SHORT EXERCISE — Reproduce all of the listing below without alteration.

EXCERPTED DATA —
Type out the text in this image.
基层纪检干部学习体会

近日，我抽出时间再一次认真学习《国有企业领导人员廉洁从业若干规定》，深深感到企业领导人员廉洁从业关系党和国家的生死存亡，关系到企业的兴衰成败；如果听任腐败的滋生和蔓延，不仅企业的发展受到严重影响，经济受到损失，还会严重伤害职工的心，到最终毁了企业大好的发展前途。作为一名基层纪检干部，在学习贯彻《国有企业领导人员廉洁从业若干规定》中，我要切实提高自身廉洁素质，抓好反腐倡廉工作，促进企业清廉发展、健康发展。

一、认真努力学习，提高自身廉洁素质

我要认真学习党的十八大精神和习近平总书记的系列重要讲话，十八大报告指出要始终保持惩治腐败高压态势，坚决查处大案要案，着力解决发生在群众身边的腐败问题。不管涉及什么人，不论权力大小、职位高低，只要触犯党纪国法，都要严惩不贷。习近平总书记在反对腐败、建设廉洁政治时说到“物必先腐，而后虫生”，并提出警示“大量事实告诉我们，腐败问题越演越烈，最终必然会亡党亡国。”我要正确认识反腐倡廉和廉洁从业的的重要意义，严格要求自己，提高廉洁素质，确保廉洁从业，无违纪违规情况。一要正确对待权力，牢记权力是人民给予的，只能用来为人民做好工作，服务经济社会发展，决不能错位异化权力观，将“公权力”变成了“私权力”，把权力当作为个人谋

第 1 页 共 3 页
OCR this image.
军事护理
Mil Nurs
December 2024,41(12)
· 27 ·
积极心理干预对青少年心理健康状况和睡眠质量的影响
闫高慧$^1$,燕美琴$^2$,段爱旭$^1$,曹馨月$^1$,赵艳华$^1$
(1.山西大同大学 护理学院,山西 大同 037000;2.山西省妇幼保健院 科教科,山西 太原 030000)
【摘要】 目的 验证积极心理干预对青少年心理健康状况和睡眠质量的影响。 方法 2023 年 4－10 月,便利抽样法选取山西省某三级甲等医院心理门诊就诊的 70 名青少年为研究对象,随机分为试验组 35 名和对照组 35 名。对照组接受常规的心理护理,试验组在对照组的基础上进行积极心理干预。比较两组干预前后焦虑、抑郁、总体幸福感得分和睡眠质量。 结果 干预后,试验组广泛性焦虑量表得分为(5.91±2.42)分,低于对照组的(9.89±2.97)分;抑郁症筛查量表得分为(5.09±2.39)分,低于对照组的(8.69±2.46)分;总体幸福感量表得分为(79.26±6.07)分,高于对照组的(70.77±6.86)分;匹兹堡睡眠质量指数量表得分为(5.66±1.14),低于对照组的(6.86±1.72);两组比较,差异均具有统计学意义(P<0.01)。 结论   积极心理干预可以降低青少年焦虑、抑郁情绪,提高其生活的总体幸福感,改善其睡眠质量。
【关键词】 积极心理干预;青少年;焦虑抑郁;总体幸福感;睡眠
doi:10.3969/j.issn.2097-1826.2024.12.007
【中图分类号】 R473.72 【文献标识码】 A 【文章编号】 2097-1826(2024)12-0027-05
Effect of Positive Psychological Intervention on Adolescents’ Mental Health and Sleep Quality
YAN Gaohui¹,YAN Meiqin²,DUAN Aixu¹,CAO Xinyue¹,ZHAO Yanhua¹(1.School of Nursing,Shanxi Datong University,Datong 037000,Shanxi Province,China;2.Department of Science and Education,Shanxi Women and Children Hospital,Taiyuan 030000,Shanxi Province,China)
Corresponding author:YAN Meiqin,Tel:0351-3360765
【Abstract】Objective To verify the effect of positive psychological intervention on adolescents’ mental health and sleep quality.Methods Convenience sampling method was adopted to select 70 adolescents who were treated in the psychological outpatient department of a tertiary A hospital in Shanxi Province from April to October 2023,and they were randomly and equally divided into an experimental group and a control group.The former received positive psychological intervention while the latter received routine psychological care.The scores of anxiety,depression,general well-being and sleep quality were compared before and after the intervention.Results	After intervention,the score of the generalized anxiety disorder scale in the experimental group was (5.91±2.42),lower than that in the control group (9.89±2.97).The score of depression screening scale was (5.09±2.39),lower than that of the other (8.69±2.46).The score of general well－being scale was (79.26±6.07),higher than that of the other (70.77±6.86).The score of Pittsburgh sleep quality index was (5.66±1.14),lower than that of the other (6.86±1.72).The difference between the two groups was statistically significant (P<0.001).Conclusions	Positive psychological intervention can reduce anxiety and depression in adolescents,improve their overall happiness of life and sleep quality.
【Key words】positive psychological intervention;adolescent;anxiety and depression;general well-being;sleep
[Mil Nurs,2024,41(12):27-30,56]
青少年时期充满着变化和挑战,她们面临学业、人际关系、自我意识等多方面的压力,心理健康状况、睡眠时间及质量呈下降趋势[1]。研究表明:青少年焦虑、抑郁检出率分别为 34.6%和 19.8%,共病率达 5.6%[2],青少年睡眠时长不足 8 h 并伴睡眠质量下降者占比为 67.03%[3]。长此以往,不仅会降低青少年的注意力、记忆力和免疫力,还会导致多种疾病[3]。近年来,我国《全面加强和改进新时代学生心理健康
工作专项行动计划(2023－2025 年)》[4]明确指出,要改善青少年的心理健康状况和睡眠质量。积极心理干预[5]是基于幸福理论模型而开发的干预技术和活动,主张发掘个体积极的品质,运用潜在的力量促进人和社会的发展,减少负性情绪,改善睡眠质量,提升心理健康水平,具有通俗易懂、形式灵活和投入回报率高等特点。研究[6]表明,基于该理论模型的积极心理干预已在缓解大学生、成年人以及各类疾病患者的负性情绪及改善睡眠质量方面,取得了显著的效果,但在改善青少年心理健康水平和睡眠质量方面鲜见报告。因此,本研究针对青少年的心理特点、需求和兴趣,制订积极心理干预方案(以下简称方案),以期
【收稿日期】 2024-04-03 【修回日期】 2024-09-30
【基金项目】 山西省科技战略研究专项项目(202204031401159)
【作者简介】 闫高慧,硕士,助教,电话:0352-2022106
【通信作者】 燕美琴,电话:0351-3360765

EXPECTED ANSWER —
Type out the text in this image.
基层纪检干部学习体会

近日，我抽出时间再一次认真学习《国有企业领导人员廉洁从业若干规定》，深深感到企业领导人员廉洁从业关系党和国家的生死存亡，关系到企业的兴衰成败；如果听任腐败的滋生和蔓延，不仅企业的发展受到严重影响，经济受到损失，还会严重伤害职工的心，到最终毁了企业大好的发展前途。作为一名基层纪检干部，在学习贯彻《国有企业领导人员廉洁从业若干规定》中，我要切实提高自身廉洁素质，抓好反腐倡廉工作，促进企业清廉发展、健康发展。

一、认真努力学习，提高自身廉洁素质

我要认真学习党的十八大精神和习近平总书记的系列重要讲话，十八大报告指出要始终保持惩治腐败高压态势，坚决查处大案要案，着力解决发生在群众身边的腐败问题。不管涉及什么人，不论权力大小、职位高低，只要触犯党纪国法，都要严惩不贷。习近平总书记在反对腐败、建设廉洁政治时说到“物必先腐，而后虫生”，并提出警示“大量事实告诉我们，腐败问题越演越烈，最终必然会亡党亡国。”我要正确认识反腐倡廉和廉洁从业的的重要意义，严格要求自己，提高廉洁素质，确保廉洁从业，无违纪违规情况。一要正确对待权力，牢记权力是人民给予的，只能用来为人民做好工作，服务经济社会发展，决不能错位异化权力观，将“公权力”变成了“私权力”，把权力当作为个人谋

第 1 页 共 3 页
OCR this image.
军事护理
Mil Nurs
December 2024,41(12)
· 27 ·
积极心理干预对青少年心理健康状况和睡眠质量的影响
闫高慧$^1$,燕美琴$^2$,段爱旭$^1$,曹馨月$^1$,赵艳华$^1$
(1.山西大同大学 护理学院,山西 大同 037000;2.山西省妇幼保健院 科教科,山西 太原 030000)
【摘要】 目的 验证积极心理干预对青少年心理健康状况和睡眠质量的影响。 方法 2023 年 4－10 月,便利抽样法选取山西省某三级甲等医院心理门诊就诊的 70 名青少年为研究对象,随机分为试验组 35 名和对照组 35 名。对照组接受常规的心理护理,试验组在对照组的基础上进行积极心理干预。比较两组干预前后焦虑、抑郁、总体幸福感得分和睡眠质量。 结果 干预后,试验组广泛性焦虑量表得分为(5.91±2.42)分,低于对照组的(9.89±2.97)分;抑郁症筛查量表得分为(5.09±2.39)分,低于对照组的(8.69±2.46)分;总体幸福感量表得分为(79.26±6.07)分,高于对照组的(70.77±6.86)分;匹兹堡睡眠质量指数量表得分为(5.66±1.14),低于对照组的(6.86±1.72);两组比较,差异均具有统计学意义(P<0.01)。 结论   积极心理干预可以降低青少年焦虑、抑郁情绪,提高其生活的总体幸福感,改善其睡眠质量。
【关键词】 积极心理干预;青少年;焦虑抑郁;总体幸福感;睡眠
doi:10.3969/j.issn.2097-1826.2024.12.007
【中图分类号】 R473.72 【文献标识码】 A 【文章编号】 2097-1826(2024)12-0027-05
Effect of Positive Psychological Intervention on Adolescents’ Mental Health and Sleep Quality
YAN Gaohui¹,YAN Meiqin²,DUAN Aixu¹,CAO Xinyue¹,ZHAO Yanhua¹(1.School of Nursing,Shanxi Datong University,Datong 037000,Shanxi Province,China;2.Department of Science and Education,Shanxi Women and Children Hospital,Taiyuan 030000,Shanxi Province,China)
Corresponding author:YAN Meiqin,Tel:0351-3360765
【Abstract】Objective To verify the effect of positive psychological intervention on adolescents’ mental health and sleep quality.Methods Convenience sampling method was adopted to select 70 adolescents who were treated in the psychological outpatient department of a tertiary A hospital in Shanxi Province from April to October 2023,and they were randomly and equally divided into an experimental group and a control group.The former received positive psychological intervention while the latter received routine psychological care.The scores of anxiety,depression,general well-being and sleep quality were compared before and after the intervention.Results	After intervention,the score of the generalized anxiety disorder scale in the experimental group was (5.91±2.42),lower than that in the control group (9.89±2.97).The score of depression screening scale was (5.09±2.39),lower than that of the other (8.69±2.46).The score of general well－being scale was (79.26±6.07),higher than that of the other (70.77±6.86).The score of Pittsburgh sleep quality index was (5.66±1.14),lower than that of the other (6.86±1.72).The difference between the two groups was statistically significant (P<0.001).Conclusions	Positive psychological intervention can reduce anxiety and depression in adolescents,improve their overall happiness of life and sleep quality.
【Key words】positive psychological intervention;adolescent;anxiety and depression;general well-being;sleep
[Mil Nurs,2024,41(12):27-30,56]
青少年时期充满着变化和挑战,她们面临学业、人际关系、自我意识等多方面的压力,心理健康状况、睡眠时间及质量呈下降趋势[1]。研究表明:青少年焦虑、抑郁检出率分别为 34.6%和 19.8%,共病率达 5.6%[2],青少年睡眠时长不足 8 h 并伴睡眠质量下降者占比为 67.03%[3]。长此以往,不仅会降低青少年的注意力、记忆力和免疫力,还会导致多种疾病[3]。近年来,我国《全面加强和改进新时代学生心理健康
工作专项行动计划(2023－2025 年)》[4]明确指出,要改善青少年的心理健康状况和睡眠质量。积极心理干预[5]是基于幸福理论模型而开发的干预技术和活动,主张发掘个体积极的品质,运用潜在的力量促进人和社会的发展,减少负性情绪,改善睡眠质量,提升心理健康水平,具有通俗易懂、形式灵活和投入回报率高等特点。研究[6]表明,基于该理论模型的积极心理干预已在缓解大学生、成年人以及各类疾病患者的负性情绪及改善睡眠质量方面,取得了显著的效果,但在改善青少年心理健康水平和睡眠质量方面鲜见报告。因此,本研究针对青少年的心理特点、需求和兴趣,制订积极心理干预方案(以下简称方案),以期
【收稿日期】 2024-04-03 【修回日期】 2024-09-30
【基金项目】 山西省科技战略研究专项项目(202204031401159)
【作者简介】 闫高慧,硕士,助教,电话:0352-2022106
【通信作者】 燕美琴,电话:0351-3360765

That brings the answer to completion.